-- Start MATERIALS PROVIDED --

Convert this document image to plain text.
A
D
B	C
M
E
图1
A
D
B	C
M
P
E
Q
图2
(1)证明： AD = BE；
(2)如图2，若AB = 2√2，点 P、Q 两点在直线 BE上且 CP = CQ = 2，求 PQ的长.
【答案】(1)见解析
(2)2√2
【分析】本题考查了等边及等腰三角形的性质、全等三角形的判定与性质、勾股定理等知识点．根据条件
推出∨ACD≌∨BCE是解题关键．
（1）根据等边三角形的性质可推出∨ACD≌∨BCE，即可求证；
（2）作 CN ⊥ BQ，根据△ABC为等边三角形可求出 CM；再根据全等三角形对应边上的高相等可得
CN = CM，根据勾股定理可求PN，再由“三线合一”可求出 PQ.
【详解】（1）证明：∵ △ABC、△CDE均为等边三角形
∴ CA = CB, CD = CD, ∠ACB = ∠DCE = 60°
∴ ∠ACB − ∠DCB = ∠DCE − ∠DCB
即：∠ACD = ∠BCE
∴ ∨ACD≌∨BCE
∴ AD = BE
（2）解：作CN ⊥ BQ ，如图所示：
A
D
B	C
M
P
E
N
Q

-- End MATERIALS PROVIDED --

• GIVEN INSTRUCTION: Write the listing out again, exactly as it reads.

• SOLUTION TO THE EXERCISE:
Convert this document image to plain text.
A
D
B	C
M
E
图1
A
D
B	C
M
P
E
Q
图2
(1)证明： AD = BE；
(2)如图2，若AB = 2√2，点 P、Q 两点在直线 BE上且 CP = CQ = 2，求 PQ的长.
【答案】(1)见解析
(2)2√2
【分析】本题考查了等边及等腰三角形的性质、全等三角形的判定与性质、勾股定理等知识点．根据条件
推出∨ACD≌∨BCE是解题关键．
（1）根据等边三角形的性质可推出∨ACD≌∨BCE，即可求证；
（2）作 CN ⊥ BQ，根据△ABC为等边三角形可求出 CM；再根据全等三角形对应边上的高相等可得
CN = CM，根据勾股定理可求PN，再由“三线合一”可求出 PQ.
【详解】（1）证明：∵ △ABC、△CDE均为等边三角形
∴ CA = CB, CD = CD, ∠ACB = ∠DCE = 60°
∴ ∠ACB − ∠DCB = ∠DCE − ∠DCB
即：∠ACD = ∠BCE
∴ ∨ACD≌∨BCE
∴ AD = BE
（2）解：作CN ⊥ BQ ，如图所示：
A
D
B	C
M
P
E
N
Q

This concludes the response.